- Task requirements
In the listing that follows, how many lines contain the string "Cookies"? Provide only the number.

# Start of Data for processing

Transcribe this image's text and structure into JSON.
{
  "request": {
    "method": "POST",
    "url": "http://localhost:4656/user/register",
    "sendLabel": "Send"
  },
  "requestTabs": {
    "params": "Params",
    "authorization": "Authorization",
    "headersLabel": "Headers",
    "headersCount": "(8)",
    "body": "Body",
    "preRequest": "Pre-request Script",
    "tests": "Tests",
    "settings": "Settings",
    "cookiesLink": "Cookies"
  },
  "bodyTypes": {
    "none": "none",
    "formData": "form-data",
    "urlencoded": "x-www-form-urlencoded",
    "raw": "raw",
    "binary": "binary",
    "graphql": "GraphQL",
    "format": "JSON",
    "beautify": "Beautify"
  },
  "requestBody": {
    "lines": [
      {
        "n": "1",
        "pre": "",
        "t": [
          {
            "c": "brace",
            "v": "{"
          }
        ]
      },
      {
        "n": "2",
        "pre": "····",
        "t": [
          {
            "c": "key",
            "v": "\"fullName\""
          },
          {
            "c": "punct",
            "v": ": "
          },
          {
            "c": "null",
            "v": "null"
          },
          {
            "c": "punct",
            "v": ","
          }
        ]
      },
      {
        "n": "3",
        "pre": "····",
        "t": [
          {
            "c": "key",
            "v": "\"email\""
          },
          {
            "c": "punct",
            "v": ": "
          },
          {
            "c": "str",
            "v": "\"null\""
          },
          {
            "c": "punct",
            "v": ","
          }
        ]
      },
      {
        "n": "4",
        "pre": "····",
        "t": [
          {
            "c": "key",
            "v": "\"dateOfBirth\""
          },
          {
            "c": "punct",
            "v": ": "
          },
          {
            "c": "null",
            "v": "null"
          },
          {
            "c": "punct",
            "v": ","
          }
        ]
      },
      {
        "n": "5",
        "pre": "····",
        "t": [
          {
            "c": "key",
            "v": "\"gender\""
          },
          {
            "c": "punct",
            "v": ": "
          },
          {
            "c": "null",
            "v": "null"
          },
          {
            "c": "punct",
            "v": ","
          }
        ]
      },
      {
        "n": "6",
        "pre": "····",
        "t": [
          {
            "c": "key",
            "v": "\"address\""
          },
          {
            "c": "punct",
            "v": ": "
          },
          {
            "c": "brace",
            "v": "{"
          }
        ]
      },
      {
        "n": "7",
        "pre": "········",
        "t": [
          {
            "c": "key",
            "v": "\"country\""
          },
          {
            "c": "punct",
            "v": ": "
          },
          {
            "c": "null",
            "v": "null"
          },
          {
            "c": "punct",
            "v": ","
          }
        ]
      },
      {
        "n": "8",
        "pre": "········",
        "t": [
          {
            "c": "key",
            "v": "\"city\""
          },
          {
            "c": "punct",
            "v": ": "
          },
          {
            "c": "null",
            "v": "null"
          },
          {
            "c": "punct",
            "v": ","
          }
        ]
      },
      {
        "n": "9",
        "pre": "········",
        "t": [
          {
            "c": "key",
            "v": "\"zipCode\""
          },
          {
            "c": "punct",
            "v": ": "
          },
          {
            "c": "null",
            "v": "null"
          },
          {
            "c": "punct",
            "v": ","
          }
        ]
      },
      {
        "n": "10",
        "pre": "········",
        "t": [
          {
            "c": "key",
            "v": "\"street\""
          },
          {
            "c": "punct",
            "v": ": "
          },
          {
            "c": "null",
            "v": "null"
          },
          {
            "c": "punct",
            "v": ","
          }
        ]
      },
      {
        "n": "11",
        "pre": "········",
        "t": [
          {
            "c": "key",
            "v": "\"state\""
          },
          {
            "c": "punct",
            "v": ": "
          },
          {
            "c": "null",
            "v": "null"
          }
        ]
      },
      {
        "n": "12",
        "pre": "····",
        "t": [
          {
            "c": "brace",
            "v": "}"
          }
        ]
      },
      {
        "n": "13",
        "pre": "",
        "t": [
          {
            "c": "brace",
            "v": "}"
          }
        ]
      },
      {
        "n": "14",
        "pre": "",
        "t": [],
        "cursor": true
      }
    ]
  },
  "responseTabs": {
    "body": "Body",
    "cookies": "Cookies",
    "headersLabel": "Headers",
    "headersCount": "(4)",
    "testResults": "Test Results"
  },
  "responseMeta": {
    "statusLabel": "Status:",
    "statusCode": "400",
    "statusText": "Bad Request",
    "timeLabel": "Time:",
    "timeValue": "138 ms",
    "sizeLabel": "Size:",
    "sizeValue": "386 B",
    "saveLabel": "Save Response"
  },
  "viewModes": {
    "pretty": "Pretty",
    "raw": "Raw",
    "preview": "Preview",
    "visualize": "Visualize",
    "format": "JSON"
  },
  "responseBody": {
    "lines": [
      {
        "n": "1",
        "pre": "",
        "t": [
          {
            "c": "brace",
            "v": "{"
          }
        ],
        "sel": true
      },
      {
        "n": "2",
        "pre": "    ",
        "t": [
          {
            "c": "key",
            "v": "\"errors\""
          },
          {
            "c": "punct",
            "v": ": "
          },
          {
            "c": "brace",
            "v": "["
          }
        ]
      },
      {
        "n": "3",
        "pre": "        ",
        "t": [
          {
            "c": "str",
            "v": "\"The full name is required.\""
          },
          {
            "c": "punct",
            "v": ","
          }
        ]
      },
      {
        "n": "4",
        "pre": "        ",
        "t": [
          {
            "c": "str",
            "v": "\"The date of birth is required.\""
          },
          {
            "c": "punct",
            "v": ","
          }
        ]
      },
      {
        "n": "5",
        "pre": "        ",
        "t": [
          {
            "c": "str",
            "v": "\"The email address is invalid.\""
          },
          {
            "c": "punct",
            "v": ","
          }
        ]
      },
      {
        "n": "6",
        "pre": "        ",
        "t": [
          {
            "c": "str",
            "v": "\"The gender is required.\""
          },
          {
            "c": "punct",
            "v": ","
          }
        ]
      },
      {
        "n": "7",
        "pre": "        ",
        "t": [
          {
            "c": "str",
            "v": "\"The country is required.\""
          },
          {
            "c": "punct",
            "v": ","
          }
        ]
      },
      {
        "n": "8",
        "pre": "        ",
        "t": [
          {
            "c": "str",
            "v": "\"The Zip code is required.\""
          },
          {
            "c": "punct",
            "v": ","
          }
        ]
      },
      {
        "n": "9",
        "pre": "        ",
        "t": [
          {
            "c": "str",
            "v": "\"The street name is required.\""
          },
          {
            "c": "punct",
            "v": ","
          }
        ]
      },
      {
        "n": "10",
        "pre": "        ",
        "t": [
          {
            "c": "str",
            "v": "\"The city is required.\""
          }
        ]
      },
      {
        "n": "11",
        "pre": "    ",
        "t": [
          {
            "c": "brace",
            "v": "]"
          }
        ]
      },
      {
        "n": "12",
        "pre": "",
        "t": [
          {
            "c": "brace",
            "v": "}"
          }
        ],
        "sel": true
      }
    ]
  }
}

# End of Data for processing

- Response for this exercise
2